> **Aim**
Where a line contains the string "Project", copy that line.

# Start of Supplied data

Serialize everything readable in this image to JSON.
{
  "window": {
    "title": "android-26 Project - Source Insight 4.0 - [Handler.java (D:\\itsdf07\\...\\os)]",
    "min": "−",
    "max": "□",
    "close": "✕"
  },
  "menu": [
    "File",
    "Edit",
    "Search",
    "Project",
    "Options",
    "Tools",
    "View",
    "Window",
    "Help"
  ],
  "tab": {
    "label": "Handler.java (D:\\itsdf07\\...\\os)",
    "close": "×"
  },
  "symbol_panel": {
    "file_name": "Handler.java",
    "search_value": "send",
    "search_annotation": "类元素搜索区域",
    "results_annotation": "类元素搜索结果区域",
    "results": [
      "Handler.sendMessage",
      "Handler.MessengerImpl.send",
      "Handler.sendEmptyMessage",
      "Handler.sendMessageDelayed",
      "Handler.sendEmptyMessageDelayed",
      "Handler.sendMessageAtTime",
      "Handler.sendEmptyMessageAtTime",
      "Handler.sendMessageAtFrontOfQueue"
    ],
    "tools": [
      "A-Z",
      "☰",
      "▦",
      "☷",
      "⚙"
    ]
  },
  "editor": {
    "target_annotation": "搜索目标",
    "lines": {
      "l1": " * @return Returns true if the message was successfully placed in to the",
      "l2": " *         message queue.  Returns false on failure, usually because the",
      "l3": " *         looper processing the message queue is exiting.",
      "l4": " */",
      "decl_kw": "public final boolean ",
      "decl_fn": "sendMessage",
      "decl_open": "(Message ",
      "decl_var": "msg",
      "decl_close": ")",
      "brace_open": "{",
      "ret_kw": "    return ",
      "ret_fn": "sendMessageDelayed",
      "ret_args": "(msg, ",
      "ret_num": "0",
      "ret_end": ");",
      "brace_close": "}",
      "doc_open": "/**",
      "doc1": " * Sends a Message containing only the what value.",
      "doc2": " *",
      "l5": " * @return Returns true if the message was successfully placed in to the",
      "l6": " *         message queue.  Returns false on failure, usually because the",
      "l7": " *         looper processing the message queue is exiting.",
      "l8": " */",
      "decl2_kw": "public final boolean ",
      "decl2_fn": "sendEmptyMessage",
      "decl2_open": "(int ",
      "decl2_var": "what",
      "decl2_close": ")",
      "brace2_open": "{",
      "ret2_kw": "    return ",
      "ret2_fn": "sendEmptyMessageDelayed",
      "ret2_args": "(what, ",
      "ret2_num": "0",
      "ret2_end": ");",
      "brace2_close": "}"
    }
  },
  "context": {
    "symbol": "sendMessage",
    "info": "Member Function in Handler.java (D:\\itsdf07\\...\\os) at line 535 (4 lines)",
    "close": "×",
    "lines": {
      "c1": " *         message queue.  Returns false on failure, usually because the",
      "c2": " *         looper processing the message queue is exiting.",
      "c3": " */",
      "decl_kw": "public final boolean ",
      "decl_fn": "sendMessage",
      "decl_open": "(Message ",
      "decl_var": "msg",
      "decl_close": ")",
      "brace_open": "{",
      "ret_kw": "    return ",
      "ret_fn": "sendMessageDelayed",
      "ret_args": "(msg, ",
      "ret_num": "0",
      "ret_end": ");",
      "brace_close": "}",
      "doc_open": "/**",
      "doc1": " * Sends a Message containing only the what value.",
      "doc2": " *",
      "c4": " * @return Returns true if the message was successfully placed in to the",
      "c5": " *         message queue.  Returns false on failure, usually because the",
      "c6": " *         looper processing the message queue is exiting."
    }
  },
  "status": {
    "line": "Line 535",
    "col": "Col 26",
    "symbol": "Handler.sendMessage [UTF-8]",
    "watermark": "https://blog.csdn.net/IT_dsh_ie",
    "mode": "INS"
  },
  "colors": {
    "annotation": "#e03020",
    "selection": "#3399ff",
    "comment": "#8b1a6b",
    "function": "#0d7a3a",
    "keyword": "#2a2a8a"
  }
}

# End of Supplied data

> **Worked solution**
    "title": "android-26 Project - Source Insight 4.0 - [Handler.java (D:\\itsdf07\\...\\os)]",
    "Project",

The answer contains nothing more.